Text passage:

At a public function around the same time, while promising a review of the clinical trial process, the minister added: "We can have a broad discussion on the subject in the country, but at the same time, I would say that India has become the hub of a lot of research activities, which is the need of the hour."
How proud should a patriotic Indian wax in this case that is so very different from outsourcing in software or other areas? The pharma firms make no secret of what lures them to India. Sandhya Srinivasan, of the Indian Journal of Medical Ethics, cited an eloquent example in an article four years ago. Wrote she: "A huge population with a diversity of diseases that are untreated - yes, that is the 'India Advantage' identified by iGate Clinical Research International, commenting that India represents a largely untapped resource for clinical trials." That the ill in India are largely "drug naive" (meaning "untreated") is an added attraction.
iGate (with US headquarters in Pittsburgh, Pennsylvania) notes that India has "40 million asthmatic patients, about 34 million diabetic patients, eight to ten million people HIV positive, eight million epileptic patients, three million cancer patients" among other categories. What a mouth-watering prospect for pharma majors, especially considering the poverty of this pool! Add to that the bonus of illiteracy and semi-literacy of the subjects of the trials that make it so easy to obtain "informed consent."
Just a few figures suffice to explain the glee among the global pharma players and their local partners over the clinical-trial cooperation. The average cost of bringing a new drug to market is estimated at $1 billion. Human clinical trials are the most expensive phase of drug development. As much as 60 percent of the costs can be cut by holding the trials in a country such as India.
On the other side, Global consultancy McKinsey and Company estimates that, by 2010, global pharma majors will spend around $1 billion to $1.5 billion just for drug trials in India. As many as 139 new trials were outsourced to India last year, putting it well ahead of China, which had 98. The market value for clinical trials outsourced to India is estimated to stand at $300 million, having increased by 65 percent over last year.
What does India - as distinct from some of its industries, institutions and individuals in important positions - gain? The World Medical Association Declaration of Helsinki Ethical Principles for Medical Research Involving Human Subjects lays down: "Medical research is only justified if there is a reasonable likelihood that the populations in which the research is carried out stand to benefit from the results of the research." Doctors in India, who have tried to translate this into practice, say that they got only verbal assurances from the multinationals in this regard and very little beyond. The prohibitively priced drugs under trial, in any case, are beyond the reach of the poor Indians.
The harm that can be done by the trials, however, is far from hypothetical. In 2002, a trial in India, along with 31 other countries, of Novo Nordisk's diabetes drug ragaglitazar had to be suspended after a pre-clinical trial in mice revealed that the compound caused urinary bladder tumors. In 2003, it was reported that researchers from India-based Sun Pharmaceuticals had given the anticancer drug letrozole to 430 young women to see if it would induce ovulation, despite the fact that the drug is known to be toxic to embryos.
The deaths in the AIIMS are just the latest in a long series of cases worldwide that raise serious questions over outsourcing in clinical trials. We can only watch with concern whether the fate of the child victims will make the rulers of a "rising India" (as they advertise it) act like responsible adults.

Record extracts:

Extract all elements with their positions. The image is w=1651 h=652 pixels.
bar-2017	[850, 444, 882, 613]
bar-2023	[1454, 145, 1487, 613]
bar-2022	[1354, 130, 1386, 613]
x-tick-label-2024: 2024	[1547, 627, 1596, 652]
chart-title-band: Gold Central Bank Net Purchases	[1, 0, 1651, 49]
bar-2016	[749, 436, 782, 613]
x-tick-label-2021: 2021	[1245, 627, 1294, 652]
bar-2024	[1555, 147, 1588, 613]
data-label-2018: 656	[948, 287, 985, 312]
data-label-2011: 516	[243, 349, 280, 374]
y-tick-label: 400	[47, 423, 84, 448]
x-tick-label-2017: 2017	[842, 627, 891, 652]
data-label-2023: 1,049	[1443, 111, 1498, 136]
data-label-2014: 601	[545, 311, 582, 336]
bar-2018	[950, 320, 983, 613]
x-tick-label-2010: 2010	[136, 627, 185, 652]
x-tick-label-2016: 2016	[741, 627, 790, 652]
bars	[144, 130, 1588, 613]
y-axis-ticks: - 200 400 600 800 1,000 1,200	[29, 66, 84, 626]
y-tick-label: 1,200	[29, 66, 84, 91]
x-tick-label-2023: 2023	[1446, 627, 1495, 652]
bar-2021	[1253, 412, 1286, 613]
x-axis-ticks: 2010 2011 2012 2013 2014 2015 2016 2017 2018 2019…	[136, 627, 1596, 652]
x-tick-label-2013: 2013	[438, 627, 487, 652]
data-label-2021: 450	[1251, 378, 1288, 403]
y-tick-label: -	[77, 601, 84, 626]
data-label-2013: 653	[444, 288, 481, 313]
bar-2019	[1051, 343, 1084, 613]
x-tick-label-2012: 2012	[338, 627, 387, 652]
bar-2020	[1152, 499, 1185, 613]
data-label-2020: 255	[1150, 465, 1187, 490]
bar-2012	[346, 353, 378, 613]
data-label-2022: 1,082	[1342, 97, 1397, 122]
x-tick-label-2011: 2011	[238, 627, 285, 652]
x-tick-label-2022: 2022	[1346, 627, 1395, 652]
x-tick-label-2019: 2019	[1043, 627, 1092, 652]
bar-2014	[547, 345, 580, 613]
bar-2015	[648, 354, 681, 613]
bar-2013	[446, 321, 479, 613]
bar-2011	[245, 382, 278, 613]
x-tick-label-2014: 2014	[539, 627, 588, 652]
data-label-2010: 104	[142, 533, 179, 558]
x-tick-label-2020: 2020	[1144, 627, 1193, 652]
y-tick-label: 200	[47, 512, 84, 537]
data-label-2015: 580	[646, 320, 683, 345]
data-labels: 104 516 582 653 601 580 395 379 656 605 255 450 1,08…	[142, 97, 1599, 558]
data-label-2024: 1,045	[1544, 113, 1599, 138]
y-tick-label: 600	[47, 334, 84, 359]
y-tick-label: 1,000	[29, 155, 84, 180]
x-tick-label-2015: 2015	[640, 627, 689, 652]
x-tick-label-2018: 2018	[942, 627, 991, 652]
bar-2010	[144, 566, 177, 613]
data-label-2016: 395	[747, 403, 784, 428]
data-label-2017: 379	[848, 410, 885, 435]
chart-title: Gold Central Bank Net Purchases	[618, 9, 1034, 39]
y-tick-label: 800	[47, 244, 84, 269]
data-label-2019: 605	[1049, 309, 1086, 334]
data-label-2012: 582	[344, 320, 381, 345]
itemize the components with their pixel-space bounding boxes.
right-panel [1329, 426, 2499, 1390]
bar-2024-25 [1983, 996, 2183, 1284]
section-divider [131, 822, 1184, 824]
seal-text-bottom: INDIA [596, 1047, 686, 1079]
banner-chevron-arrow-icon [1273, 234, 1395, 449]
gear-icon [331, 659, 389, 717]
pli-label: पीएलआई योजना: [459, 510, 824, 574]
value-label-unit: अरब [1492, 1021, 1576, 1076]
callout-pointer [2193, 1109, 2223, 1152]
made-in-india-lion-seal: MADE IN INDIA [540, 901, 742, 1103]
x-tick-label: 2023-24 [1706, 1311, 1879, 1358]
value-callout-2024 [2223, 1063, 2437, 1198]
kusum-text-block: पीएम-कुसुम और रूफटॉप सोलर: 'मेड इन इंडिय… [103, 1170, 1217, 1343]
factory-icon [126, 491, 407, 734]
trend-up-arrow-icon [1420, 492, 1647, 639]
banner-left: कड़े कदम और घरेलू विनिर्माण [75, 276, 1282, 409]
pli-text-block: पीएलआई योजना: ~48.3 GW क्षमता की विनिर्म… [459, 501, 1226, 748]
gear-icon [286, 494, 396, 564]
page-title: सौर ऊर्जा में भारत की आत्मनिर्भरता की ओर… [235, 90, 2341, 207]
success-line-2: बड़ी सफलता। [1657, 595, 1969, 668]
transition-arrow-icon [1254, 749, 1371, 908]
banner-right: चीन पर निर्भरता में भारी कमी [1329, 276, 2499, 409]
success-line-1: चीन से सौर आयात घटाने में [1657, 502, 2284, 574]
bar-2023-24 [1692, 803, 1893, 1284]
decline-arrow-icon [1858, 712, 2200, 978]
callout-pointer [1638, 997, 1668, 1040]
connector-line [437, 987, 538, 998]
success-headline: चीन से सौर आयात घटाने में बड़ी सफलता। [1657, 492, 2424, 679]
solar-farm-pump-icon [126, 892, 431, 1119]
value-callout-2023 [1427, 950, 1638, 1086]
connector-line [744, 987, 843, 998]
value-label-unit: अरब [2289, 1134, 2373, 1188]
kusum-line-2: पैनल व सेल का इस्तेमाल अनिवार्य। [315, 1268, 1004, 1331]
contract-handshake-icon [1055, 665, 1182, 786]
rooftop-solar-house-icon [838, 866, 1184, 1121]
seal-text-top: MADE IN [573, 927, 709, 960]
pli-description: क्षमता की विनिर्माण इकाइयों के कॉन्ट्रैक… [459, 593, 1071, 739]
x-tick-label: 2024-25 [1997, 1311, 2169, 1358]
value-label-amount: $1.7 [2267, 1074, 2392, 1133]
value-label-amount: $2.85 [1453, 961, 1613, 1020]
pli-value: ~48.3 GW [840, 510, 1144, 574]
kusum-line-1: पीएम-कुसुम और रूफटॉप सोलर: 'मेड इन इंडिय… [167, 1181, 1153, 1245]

Exercise description: Quote the passage on clinical trials in India between "iGate (with US" and "such as India.", inclusive. Draw only on the text about clinical trials in India.

Answer to this exercise:
iGate (with US headquarters in Pittsburgh, Pennsylvania) notes that India has "40 million asthmatic patients, about 34 million diabetic patients, eight to ten million people HIV positive, eight million epileptic patients, three million cancer patients" among other categories. What a mouth-watering prospect for pharma majors, especially considering the poverty of this pool! Add to that the bonus of illiteracy and semi-literacy of the subjects of the trials that make it so easy to obtain "informed consent."
Just a few figures suffice to explain the glee among the global pharma players and their local partners over the clinical-trial cooperation. The average cost of bringing a new drug to market is estimated at $1 billion. Human clinical trials are the most expensive phase of drug development. As much as 60 percent of the costs can be cut by holding the trials in a country such as India.